[Stored items]
_____
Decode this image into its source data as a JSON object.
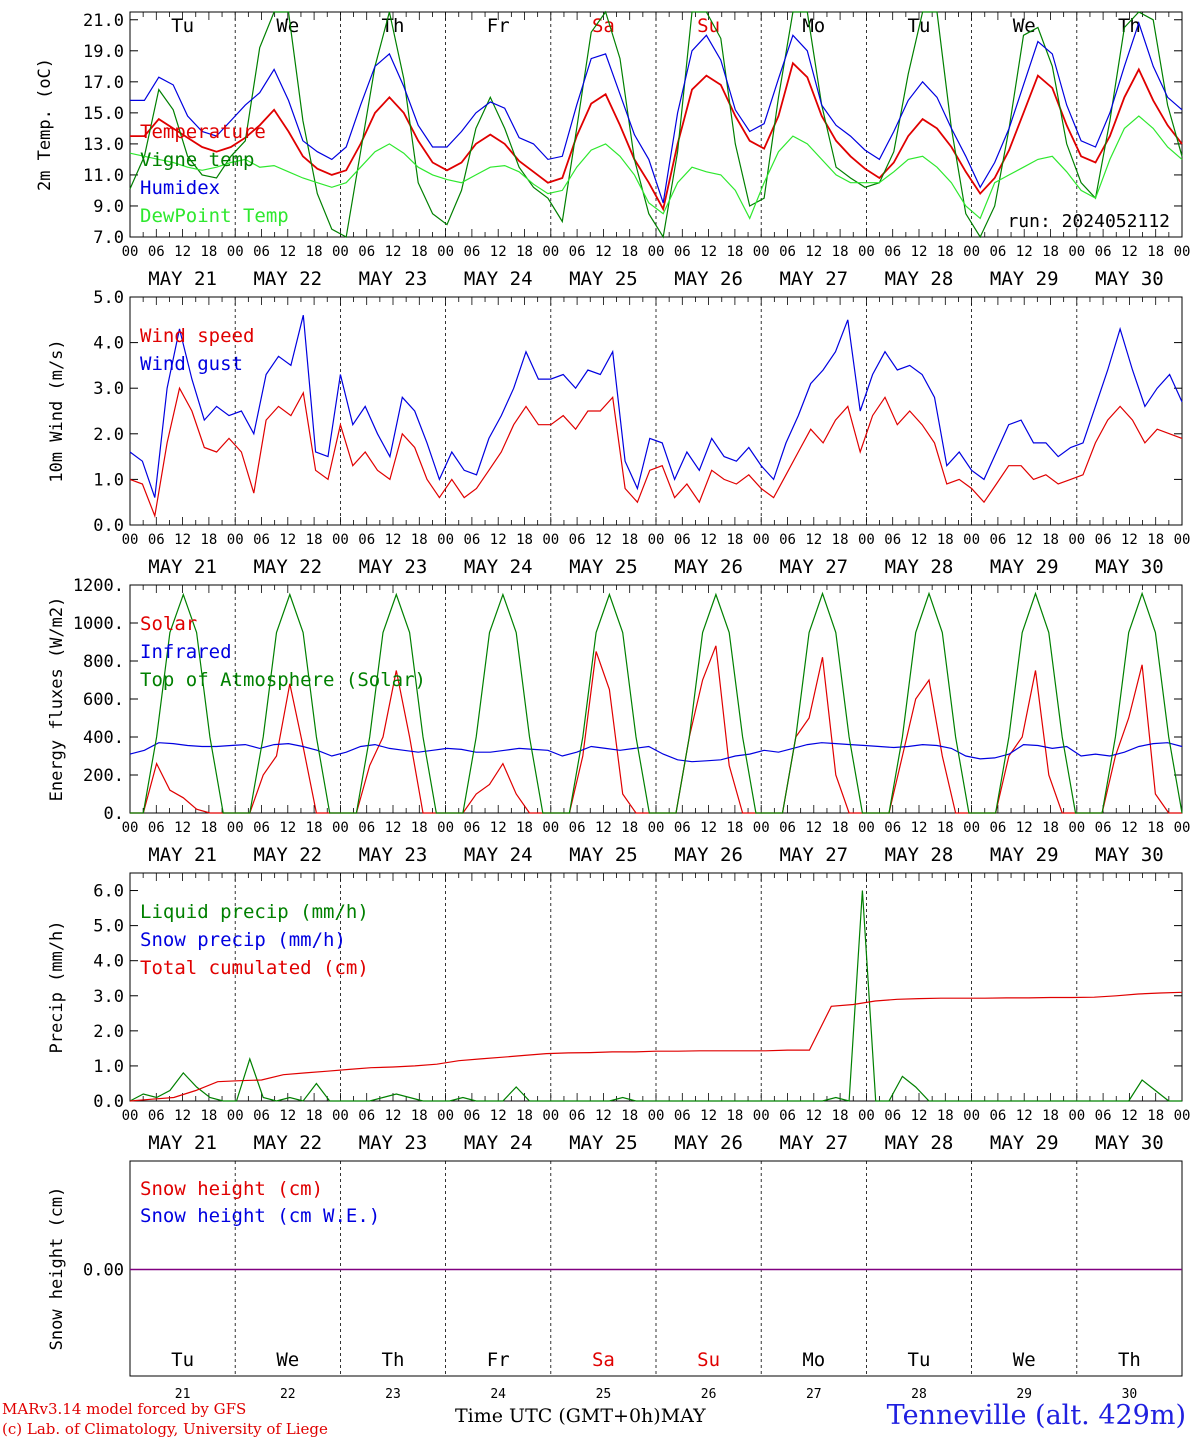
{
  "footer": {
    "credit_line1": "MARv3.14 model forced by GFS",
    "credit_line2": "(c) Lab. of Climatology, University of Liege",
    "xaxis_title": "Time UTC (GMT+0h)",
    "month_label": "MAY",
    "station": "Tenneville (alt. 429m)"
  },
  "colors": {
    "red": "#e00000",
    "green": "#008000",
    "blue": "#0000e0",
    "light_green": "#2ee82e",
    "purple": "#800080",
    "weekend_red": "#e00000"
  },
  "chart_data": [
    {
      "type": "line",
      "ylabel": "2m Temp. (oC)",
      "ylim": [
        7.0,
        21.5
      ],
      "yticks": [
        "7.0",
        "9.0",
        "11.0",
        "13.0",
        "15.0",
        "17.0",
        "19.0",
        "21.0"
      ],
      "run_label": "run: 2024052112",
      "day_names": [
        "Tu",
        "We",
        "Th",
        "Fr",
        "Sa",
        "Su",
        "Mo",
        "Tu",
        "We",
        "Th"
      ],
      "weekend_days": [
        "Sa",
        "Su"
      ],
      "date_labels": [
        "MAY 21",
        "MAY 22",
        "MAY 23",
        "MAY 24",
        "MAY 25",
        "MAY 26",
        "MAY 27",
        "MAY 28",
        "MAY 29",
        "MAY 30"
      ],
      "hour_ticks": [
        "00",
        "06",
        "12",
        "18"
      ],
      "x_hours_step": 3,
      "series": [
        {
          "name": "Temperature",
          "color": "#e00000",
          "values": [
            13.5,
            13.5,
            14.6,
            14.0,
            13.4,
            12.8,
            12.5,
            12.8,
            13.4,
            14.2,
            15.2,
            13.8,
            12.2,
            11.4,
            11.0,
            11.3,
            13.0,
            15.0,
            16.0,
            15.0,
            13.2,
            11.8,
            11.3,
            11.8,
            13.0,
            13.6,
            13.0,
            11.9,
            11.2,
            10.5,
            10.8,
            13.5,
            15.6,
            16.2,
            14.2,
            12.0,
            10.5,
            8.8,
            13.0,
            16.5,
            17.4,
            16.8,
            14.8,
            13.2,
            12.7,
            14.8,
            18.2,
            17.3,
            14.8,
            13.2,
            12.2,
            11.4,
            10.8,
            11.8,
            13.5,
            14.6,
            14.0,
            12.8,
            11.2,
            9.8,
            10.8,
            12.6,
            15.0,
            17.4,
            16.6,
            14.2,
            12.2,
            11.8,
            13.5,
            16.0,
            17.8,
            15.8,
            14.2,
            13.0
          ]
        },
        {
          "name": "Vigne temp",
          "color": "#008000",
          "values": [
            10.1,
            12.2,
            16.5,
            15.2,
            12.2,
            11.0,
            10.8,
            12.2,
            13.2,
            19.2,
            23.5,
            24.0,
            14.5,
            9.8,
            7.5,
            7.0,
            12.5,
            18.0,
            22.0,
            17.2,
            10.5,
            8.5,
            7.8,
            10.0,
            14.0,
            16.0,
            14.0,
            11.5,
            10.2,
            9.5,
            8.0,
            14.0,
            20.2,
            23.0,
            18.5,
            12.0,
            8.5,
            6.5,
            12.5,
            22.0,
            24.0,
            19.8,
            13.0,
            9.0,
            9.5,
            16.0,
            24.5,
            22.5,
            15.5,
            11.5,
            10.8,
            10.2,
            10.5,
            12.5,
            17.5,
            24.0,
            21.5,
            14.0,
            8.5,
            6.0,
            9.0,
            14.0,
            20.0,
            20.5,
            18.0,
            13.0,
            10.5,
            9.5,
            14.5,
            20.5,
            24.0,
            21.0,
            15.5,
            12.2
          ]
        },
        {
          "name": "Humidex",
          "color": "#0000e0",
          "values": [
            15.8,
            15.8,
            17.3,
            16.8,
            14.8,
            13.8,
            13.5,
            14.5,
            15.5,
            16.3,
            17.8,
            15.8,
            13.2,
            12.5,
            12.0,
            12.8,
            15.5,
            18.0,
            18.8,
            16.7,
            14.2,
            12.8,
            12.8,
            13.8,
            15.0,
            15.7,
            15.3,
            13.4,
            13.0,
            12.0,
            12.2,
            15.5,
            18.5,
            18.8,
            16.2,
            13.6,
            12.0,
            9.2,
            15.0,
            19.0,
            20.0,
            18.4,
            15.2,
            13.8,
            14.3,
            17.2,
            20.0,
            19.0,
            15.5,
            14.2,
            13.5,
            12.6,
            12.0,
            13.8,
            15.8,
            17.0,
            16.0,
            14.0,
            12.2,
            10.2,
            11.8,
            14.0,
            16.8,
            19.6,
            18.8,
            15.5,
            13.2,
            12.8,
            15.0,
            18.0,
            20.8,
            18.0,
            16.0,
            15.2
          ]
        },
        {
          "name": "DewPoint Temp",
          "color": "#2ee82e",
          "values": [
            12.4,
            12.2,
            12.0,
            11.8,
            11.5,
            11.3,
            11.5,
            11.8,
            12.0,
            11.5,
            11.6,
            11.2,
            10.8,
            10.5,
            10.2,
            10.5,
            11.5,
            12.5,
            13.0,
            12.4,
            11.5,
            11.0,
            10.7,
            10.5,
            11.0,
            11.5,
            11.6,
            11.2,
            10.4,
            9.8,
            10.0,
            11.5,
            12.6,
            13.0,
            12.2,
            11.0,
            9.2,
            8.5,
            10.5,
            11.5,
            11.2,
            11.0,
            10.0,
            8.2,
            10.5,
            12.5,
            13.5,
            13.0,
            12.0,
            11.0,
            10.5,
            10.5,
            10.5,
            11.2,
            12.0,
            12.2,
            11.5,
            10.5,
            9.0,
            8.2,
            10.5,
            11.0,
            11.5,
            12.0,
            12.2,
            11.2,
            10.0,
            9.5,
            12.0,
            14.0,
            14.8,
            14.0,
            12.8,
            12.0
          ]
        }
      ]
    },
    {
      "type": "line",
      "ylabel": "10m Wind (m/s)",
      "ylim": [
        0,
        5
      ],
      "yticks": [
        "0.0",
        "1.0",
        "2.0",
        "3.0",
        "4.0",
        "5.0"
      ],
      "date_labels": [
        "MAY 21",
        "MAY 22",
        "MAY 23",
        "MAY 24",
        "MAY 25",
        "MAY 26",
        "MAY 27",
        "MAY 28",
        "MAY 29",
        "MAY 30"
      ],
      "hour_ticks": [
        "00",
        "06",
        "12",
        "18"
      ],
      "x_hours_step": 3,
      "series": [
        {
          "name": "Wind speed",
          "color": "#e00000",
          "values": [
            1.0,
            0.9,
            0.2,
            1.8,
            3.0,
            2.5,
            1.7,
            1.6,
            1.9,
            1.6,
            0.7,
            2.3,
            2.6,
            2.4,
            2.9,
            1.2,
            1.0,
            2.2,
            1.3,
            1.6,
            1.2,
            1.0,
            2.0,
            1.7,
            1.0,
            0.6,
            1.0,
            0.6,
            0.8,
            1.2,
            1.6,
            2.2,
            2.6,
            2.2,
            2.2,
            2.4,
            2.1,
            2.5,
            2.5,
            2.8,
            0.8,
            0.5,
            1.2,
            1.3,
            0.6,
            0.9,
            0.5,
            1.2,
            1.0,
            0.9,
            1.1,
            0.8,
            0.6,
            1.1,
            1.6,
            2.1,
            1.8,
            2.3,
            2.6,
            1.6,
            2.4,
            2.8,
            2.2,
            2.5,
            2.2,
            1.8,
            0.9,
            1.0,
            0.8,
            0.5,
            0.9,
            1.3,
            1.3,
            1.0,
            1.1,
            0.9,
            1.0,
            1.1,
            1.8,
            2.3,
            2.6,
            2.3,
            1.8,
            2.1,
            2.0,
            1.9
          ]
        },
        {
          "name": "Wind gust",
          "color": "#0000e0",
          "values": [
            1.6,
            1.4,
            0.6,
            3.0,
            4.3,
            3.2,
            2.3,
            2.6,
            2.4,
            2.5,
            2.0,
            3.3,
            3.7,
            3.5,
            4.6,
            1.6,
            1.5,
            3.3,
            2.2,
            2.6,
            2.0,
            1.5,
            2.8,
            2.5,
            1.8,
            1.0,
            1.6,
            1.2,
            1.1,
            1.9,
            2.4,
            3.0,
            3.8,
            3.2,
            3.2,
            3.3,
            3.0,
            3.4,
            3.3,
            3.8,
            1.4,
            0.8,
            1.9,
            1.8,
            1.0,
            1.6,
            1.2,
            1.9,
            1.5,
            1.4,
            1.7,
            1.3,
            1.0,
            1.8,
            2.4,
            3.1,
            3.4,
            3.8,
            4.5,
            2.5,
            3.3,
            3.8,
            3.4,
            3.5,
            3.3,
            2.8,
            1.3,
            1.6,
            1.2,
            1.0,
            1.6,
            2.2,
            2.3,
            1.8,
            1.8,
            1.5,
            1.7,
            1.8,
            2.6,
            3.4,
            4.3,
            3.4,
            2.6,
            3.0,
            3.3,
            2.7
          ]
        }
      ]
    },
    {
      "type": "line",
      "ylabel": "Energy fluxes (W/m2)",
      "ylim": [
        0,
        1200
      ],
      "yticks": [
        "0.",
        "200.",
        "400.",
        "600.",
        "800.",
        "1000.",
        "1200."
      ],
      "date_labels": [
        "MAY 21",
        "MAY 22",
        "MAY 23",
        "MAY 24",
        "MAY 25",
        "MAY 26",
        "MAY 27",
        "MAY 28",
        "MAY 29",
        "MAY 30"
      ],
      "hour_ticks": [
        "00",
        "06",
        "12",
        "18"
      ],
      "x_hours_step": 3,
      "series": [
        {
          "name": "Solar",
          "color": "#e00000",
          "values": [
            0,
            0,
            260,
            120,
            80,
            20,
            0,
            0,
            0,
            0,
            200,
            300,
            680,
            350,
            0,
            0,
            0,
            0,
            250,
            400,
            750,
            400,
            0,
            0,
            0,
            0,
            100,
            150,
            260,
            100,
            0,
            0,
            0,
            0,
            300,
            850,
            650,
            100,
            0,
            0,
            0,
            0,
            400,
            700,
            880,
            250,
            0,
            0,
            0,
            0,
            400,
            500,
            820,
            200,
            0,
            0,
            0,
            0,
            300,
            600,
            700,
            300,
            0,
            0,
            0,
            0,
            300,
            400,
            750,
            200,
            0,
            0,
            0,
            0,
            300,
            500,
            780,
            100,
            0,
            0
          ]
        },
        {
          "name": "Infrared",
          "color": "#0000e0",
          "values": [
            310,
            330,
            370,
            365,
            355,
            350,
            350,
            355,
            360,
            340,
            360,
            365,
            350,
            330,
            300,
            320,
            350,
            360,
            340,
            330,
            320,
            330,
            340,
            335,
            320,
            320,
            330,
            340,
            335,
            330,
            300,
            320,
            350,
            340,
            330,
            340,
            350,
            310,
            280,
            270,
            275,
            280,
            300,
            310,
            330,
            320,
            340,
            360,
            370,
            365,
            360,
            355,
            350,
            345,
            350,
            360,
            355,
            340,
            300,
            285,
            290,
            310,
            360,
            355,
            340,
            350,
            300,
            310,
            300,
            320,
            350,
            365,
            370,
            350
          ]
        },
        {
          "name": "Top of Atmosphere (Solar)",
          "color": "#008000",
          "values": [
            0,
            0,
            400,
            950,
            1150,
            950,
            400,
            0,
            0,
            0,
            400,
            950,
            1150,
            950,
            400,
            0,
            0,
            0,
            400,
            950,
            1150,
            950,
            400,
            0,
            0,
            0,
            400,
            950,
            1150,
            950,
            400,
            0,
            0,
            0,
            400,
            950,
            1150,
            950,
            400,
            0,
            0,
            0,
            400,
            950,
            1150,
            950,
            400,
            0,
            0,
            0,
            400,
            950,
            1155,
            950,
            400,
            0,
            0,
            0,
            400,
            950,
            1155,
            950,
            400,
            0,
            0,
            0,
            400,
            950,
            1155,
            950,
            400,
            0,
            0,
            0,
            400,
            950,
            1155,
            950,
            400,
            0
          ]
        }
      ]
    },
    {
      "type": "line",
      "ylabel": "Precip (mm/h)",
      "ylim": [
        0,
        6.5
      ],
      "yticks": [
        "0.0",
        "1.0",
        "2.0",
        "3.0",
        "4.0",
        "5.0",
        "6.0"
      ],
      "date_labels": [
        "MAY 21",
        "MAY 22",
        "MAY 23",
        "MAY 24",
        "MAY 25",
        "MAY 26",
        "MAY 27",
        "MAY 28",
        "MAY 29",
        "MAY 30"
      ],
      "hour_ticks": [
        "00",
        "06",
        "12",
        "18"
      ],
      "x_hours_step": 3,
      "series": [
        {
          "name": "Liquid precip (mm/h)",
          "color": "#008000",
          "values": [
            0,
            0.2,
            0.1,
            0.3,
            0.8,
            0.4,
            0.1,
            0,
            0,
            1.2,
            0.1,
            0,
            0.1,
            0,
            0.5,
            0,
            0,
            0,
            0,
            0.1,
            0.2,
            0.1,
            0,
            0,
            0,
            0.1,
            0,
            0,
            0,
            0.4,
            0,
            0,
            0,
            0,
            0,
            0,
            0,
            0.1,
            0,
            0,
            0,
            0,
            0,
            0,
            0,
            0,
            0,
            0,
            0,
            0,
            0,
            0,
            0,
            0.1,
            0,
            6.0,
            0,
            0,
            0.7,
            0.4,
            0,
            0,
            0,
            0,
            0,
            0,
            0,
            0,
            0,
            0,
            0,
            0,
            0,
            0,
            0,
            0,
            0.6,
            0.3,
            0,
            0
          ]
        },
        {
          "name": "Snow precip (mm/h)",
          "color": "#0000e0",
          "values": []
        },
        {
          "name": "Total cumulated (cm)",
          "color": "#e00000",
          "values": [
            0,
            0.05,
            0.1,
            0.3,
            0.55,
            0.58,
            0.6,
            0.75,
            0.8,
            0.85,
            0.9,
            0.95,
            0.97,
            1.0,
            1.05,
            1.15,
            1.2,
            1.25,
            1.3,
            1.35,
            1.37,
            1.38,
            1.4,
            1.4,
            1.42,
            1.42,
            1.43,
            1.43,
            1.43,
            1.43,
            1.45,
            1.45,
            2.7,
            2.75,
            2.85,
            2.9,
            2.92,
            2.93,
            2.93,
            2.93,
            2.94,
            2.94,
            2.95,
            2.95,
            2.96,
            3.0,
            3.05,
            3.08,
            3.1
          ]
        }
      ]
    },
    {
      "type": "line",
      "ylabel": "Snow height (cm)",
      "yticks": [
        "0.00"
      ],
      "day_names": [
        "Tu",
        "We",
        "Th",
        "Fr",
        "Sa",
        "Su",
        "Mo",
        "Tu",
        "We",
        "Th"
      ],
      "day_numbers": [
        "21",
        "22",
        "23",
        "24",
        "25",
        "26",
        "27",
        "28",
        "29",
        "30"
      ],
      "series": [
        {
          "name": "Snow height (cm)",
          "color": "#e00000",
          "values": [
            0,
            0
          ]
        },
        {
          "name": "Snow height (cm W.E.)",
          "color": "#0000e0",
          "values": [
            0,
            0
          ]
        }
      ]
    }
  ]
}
_____
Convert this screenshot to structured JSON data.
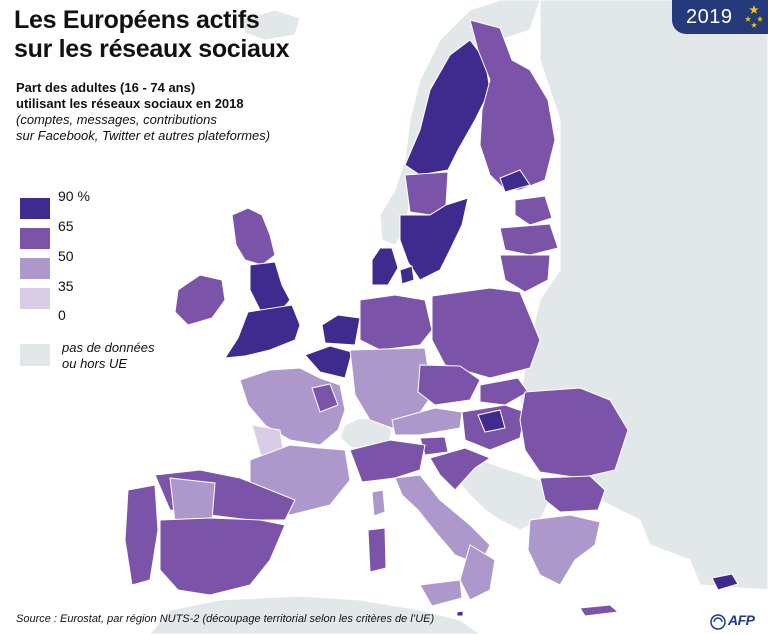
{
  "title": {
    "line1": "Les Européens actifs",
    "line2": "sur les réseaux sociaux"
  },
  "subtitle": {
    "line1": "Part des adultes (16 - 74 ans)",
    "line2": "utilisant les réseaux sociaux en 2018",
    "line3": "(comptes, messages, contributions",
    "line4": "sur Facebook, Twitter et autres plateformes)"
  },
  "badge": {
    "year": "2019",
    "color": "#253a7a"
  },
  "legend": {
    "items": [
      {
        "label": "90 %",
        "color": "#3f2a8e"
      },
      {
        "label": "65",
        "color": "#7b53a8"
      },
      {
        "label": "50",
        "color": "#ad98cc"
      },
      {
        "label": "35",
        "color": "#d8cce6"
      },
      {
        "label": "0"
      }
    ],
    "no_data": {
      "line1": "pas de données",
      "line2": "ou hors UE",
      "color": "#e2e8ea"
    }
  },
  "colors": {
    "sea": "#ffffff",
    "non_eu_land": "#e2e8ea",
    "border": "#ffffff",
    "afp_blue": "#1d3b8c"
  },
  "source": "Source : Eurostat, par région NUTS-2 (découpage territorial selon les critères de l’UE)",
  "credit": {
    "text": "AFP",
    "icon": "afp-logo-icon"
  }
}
_____
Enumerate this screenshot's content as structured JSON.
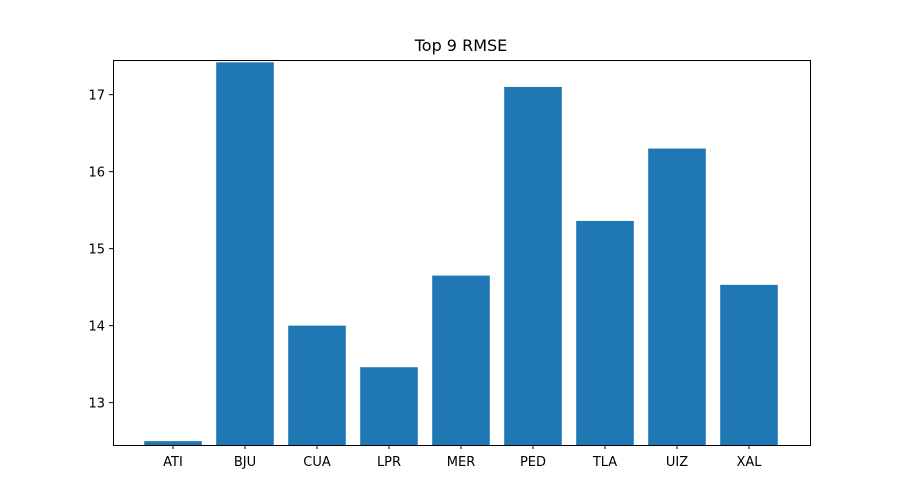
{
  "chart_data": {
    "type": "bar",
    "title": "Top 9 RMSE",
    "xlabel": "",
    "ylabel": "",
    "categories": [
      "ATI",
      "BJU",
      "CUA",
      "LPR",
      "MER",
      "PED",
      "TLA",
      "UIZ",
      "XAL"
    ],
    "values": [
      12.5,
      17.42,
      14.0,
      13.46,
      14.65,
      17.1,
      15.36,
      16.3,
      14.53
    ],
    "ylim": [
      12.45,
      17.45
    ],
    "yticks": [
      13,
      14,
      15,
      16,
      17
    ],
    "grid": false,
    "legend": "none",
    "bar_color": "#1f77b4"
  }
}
_____
• WHAT TO PRODUCE:
Pick each line holding the word "screenshot" out of the listing.

• ANSWER FOR THIS EXERCISE:
Convert this screenshot to structured JSON data.
Enumerate this screenshot's content as structured JSON.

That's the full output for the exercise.